Records provided |

------------------------

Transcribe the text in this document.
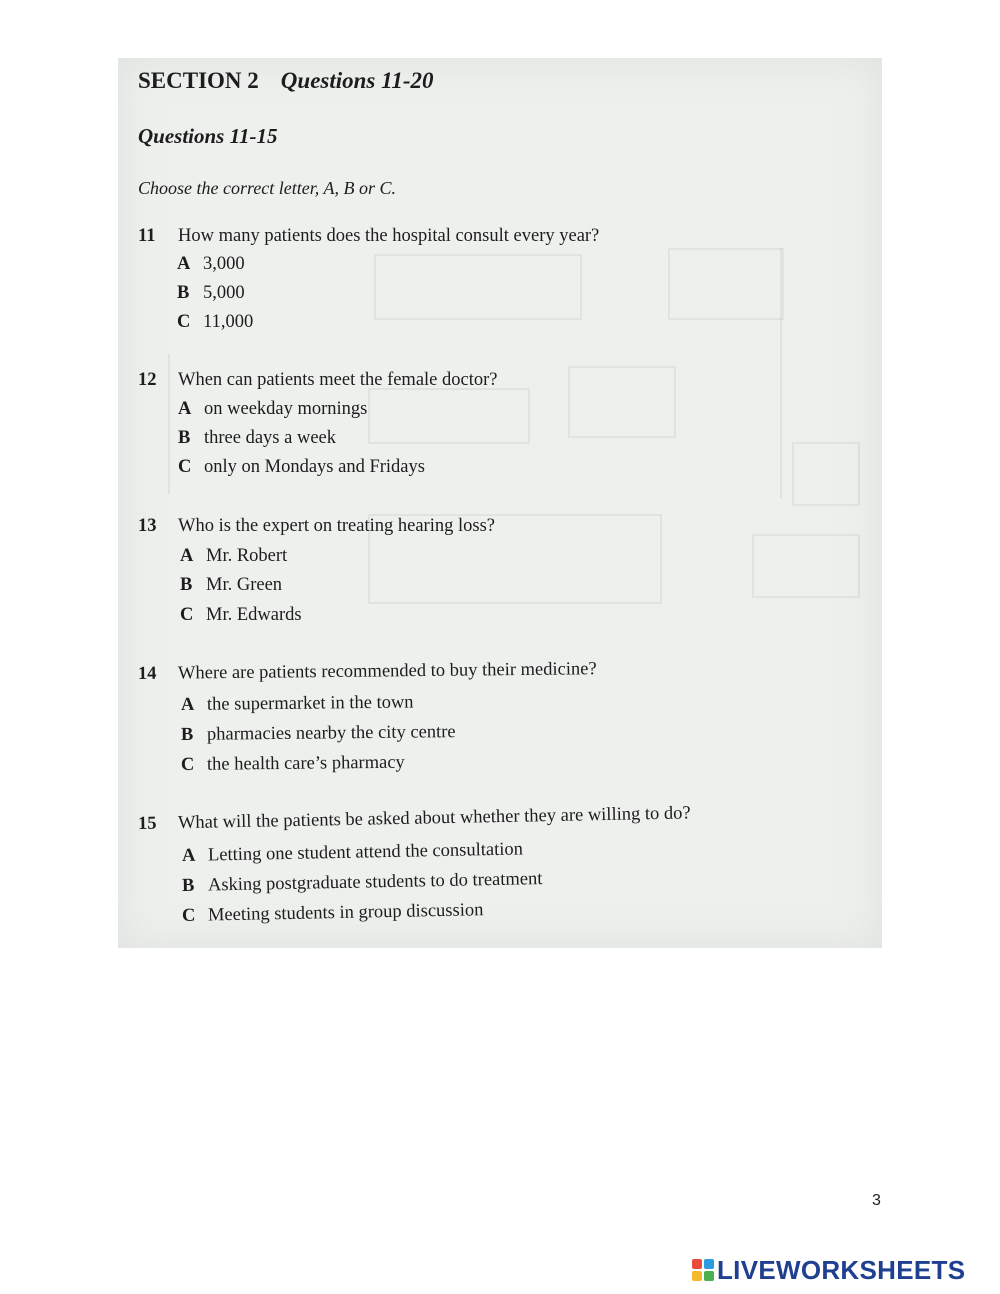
SECTION 2 Questions 11-20
Questions 11-15
Choose the correct letter, A, B or C.
11 How many patients does the hospital consult every year?
A 3,000
B 5,000
C 11,000
12 When can patients meet the female doctor?
A on weekday mornings
B three days a week
C only on Mondays and Fridays
13 Who is the expert on treating hearing loss?
A Mr. Robert
B Mr. Green
C Mr. Edwards
14 Where are patients recommended to buy their medicine?
A the supermarket in the town
B pharmacies nearby the city centre
C the health care’s pharmacy
15 What will the patients be asked about whether they are willing to do?
A Letting one student attend the consultation
B Asking postgraduate students to do treatment
C Meeting students in group discussion
3
LIVEWORKSHEETS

------------------------

Instructions for the task | Omit the pictures and restate the rest of the records verbatim.

Output for this task |
Transcribe the text in this document.
SECTION 2 Questions 11-20
Questions 11-15
Choose the correct letter, A, B or C.
11 How many patients does the hospital consult every year?
A 3,000
B 5,000
C 11,000
12 When can patients meet the female doctor?
A on weekday mornings
B three days a week
C only on Mondays and Fridays
13 Who is the expert on treating hearing loss?
A Mr. Robert
B Mr. Green
C Mr. Edwards
14 Where are patients recommended to buy their medicine?
A the supermarket in the town
B pharmacies nearby the city centre
C the health care’s pharmacy
15 What will the patients be asked about whether they are willing to do?
A Letting one student attend the consultation
B Asking postgraduate students to do treatment
C Meeting students in group discussion
3
LIVEWORKSHEETS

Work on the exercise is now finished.